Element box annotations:
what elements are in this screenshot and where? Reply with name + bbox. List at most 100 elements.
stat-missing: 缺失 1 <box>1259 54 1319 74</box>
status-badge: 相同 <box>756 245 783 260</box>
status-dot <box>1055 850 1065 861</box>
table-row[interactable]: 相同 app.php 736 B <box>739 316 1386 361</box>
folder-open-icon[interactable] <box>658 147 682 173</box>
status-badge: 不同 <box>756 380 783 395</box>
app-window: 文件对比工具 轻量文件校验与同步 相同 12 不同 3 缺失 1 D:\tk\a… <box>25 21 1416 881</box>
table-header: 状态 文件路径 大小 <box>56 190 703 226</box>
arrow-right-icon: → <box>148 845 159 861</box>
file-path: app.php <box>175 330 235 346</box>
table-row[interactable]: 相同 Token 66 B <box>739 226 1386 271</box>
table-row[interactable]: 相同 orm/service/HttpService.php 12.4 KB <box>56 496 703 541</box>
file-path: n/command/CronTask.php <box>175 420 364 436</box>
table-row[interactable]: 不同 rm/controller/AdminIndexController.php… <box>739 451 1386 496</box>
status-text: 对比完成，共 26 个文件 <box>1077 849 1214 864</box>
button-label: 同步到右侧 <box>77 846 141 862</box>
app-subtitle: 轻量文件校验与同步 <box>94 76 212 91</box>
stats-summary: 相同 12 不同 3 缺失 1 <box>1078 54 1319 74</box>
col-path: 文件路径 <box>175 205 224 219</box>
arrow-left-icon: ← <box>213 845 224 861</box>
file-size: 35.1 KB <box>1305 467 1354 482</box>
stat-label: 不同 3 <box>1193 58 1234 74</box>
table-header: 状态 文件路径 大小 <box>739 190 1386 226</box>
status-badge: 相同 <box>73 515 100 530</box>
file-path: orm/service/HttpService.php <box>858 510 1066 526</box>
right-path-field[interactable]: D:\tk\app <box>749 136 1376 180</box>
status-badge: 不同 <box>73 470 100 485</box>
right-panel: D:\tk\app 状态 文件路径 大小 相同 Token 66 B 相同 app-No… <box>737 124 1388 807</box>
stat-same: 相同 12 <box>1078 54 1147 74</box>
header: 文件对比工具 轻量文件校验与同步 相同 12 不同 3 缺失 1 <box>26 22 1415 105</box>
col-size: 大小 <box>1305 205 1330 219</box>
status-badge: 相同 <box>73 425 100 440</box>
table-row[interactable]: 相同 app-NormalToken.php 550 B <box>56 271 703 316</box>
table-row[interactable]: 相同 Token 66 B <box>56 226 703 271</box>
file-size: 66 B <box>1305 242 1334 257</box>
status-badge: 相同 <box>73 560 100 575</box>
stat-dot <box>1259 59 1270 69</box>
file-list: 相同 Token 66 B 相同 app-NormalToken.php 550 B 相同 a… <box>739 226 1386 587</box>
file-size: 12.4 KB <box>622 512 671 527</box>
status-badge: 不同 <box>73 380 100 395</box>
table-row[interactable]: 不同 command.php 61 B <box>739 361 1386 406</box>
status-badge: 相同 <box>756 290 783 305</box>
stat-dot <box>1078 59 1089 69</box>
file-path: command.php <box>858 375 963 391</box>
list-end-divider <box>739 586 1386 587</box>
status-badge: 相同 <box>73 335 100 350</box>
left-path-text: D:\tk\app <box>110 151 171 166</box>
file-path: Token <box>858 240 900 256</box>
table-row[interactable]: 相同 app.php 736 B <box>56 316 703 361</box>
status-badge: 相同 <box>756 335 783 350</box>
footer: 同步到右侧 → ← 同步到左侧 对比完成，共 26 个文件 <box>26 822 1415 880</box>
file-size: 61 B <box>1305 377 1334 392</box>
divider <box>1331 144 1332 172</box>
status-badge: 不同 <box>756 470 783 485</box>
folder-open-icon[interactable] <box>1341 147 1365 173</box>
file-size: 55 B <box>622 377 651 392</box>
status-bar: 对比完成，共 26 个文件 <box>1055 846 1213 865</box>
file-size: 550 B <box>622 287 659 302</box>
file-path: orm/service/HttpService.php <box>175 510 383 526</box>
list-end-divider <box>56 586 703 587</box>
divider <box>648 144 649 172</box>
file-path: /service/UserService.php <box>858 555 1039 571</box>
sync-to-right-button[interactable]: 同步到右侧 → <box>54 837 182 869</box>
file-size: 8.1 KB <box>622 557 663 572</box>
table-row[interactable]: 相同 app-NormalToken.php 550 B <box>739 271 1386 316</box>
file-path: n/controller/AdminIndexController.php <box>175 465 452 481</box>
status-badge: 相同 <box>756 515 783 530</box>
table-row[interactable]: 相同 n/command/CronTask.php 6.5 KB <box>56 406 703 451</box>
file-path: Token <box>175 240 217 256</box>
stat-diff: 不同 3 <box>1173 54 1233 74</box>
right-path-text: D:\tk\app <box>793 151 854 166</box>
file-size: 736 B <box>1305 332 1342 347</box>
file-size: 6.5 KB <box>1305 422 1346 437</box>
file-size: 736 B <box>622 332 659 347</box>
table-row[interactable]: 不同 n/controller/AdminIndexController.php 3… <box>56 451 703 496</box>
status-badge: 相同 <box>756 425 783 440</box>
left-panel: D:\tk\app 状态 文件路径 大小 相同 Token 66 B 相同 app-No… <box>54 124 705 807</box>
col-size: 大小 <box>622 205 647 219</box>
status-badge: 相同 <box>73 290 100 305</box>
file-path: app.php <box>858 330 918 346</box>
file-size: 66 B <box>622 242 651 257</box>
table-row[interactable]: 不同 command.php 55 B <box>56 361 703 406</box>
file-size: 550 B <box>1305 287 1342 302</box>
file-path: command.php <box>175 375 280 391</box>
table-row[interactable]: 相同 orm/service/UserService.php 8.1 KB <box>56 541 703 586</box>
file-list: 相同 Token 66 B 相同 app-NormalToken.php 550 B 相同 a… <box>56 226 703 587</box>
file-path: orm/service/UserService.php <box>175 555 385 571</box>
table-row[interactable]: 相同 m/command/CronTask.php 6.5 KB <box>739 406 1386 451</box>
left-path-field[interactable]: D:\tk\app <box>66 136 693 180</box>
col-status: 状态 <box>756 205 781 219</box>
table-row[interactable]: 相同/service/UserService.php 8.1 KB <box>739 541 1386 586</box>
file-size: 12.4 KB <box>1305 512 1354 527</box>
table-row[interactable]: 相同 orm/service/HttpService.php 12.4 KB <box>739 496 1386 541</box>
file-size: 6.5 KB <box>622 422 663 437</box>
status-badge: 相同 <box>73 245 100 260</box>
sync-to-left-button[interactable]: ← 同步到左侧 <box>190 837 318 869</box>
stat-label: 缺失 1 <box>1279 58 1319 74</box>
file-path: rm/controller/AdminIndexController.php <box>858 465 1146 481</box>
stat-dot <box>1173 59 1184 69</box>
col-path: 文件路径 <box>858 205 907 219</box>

# [What is needed]
Locate every line in the rows that holds the string "同步到左侧" and copy those lines.

# [Task solution]
footer: 同步到右侧 → ← 同步到左侧 对比完成，共 26 个文件 <box>26 822 1415 880</box>
sync-to-left-button[interactable]: ← 同步到左侧 <box>190 837 318 869</box>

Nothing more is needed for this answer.